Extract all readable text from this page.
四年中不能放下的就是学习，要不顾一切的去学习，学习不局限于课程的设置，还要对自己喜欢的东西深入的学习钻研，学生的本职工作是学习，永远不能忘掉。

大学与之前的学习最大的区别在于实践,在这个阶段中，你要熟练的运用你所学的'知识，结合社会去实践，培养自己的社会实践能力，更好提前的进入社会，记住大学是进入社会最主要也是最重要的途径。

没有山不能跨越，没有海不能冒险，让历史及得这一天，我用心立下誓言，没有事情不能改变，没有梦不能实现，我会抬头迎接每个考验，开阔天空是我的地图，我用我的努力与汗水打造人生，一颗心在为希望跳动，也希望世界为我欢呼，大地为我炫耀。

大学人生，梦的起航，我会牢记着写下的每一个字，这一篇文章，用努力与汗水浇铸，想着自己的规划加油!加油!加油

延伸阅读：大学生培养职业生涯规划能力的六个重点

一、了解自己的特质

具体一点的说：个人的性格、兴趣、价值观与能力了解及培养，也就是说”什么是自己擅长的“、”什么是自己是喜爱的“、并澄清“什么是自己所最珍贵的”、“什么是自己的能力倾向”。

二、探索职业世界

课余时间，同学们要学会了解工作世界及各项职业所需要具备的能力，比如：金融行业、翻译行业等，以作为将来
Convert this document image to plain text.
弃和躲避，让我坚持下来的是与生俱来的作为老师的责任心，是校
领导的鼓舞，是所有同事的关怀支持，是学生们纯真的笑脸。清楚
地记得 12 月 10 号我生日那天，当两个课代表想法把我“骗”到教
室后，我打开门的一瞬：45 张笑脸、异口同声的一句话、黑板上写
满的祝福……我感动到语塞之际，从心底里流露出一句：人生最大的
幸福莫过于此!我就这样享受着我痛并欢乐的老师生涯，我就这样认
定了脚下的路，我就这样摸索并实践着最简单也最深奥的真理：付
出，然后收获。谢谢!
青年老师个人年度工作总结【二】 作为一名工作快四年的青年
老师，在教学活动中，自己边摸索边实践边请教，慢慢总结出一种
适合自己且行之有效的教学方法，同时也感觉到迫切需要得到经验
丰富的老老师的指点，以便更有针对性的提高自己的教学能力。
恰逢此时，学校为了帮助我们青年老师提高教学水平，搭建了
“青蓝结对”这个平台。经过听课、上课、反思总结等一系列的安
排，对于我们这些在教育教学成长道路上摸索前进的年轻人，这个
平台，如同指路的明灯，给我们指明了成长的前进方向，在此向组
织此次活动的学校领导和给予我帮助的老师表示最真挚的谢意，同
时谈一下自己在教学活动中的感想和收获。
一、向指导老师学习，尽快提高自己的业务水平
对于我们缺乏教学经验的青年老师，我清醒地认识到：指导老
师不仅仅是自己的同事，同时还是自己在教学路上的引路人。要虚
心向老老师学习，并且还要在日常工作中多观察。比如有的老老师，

※ ※ ※

WHAT YOU NEED TO DO »
Show every line from the entries above in which the word "this" appears.

CORRECT ANSWER »
Extract all readable text from this page.
Convert this document image to plain text.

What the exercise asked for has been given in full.